→ **Exercise inputs**
** begin **

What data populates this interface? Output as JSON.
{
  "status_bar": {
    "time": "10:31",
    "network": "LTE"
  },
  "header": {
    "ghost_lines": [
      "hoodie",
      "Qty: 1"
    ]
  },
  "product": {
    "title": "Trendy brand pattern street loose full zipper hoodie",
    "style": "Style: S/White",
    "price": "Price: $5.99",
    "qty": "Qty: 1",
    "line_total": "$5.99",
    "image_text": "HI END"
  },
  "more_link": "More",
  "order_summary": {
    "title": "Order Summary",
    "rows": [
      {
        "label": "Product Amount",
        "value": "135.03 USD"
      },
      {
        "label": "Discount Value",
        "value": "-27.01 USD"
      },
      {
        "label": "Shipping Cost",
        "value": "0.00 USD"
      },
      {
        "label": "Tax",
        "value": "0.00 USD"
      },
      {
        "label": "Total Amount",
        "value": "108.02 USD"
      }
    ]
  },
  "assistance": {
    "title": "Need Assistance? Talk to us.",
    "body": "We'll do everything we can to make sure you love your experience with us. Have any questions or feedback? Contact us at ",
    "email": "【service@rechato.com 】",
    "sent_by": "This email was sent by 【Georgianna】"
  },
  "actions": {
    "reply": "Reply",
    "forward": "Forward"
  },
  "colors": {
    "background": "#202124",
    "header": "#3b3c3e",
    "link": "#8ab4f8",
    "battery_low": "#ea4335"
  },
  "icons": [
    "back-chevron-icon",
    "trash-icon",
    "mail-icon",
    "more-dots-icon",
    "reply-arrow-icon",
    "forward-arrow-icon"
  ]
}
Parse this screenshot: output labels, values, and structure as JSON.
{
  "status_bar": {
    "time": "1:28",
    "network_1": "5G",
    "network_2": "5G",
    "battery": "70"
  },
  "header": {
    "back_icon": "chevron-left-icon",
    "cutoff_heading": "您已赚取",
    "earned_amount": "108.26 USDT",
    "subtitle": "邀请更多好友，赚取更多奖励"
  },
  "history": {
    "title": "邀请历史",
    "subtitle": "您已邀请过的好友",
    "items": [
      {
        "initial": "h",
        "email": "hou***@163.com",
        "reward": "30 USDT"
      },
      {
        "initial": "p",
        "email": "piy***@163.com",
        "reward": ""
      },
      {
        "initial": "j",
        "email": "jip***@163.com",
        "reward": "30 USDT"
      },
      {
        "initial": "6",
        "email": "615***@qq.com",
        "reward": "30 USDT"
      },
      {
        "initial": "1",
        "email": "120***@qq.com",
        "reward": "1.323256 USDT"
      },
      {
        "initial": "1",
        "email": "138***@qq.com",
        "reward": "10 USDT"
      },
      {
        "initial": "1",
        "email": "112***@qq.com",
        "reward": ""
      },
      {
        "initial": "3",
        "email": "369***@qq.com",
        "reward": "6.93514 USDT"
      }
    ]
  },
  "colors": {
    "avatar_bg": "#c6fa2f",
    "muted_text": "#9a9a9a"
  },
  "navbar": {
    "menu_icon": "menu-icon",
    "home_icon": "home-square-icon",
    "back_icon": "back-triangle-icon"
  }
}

** end **

→ **Task prompt**
Output the records verbatim, from the first line to the last.

→ **Problem solution**
What data populates this interface? Output as JSON.
{
  "status_bar": {
    "time": "10:31",
    "network": "LTE"
  },
  "header": {
    "ghost_lines": [
      "hoodie",
      "Qty: 1"
    ]
  },
  "product": {
    "title": "Trendy brand pattern street loose full zipper hoodie",
    "style": "Style: S/White",
    "price": "Price: $5.99",
    "qty": "Qty: 1",
    "line_total": "$5.99",
    "image_text": "HI END"
  },
  "more_link": "More",
  "order_summary": {
    "title": "Order Summary",
    "rows": [
      {
        "label": "Product Amount",
        "value": "135.03 USD"
      },
      {
        "label": "Discount Value",
        "value": "-27.01 USD"
      },
      {
        "label": "Shipping Cost",
        "value": "0.00 USD"
      },
      {
        "label": "Tax",
        "value": "0.00 USD"
      },
      {
        "label": "Total Amount",
        "value": "108.02 USD"
      }
    ]
  },
  "assistance": {
    "title": "Need Assistance? Talk to us.",
    "body": "We'll do everything we can to make sure you love your experience with us. Have any questions or feedback? Contact us at ",
    "email": "【service@rechato.com 】",
    "sent_by": "This email was sent by 【Georgianna】"
  },
  "actions": {
    "reply": "Reply",
    "forward": "Forward"
  },
  "colors": {
    "background": "#202124",
    "header": "#3b3c3e",
    "link": "#8ab4f8",
    "battery_low": "#ea4335"
  },
  "icons": [
    "back-chevron-icon",
    "trash-icon",
    "mail-icon",
    "more-dots-icon",
    "reply-arrow-icon",
    "forward-arrow-icon"
  ]
}
Parse this screenshot: output labels, values, and structure as JSON.
{
  "status_bar": {
    "time": "1:28",
    "network_1": "5G",
    "network_2": "5G",
    "battery": "70"
  },
  "header": {
    "back_icon": "chevron-left-icon",
    "cutoff_heading": "您已赚取",
    "earned_amount": "108.26 USDT",
    "subtitle": "邀请更多好友，赚取更多奖励"
  },
  "history": {
    "title": "邀请历史",
    "subtitle": "您已邀请过的好友",
    "items": [
      {
        "initial": "h",
        "email": "hou***@163.com",
        "reward": "30 USDT"
      },
      {
        "initial": "p",
        "email": "piy***@163.com",
        "reward": ""
      },
      {
        "initial": "j",
        "email": "jip***@163.com",
        "reward": "30 USDT"
      },
      {
        "initial": "6",
        "email": "615***@qq.com",
        "reward": "30 USDT"
      },
      {
        "initial": "1",
        "email": "120***@qq.com",
        "reward": "1.323256 USDT"
      },
      {
        "initial": "1",
        "email": "138***@qq.com",
        "reward": "10 USDT"
      },
      {
        "initial": "1",
        "email": "112***@qq.com",
        "reward": ""
      },
      {
        "initial": "3",
        "email": "369***@qq.com",
        "reward": "6.93514 USDT"
      }
    ]
  },
  "colors": {
    "avatar_bg": "#c6fa2f",
    "muted_text": "#9a9a9a"
  },
  "navbar": {
    "menu_icon": "menu-icon",
    "home_icon": "home-square-icon",
    "back_icon": "back-triangle-icon"
  }
}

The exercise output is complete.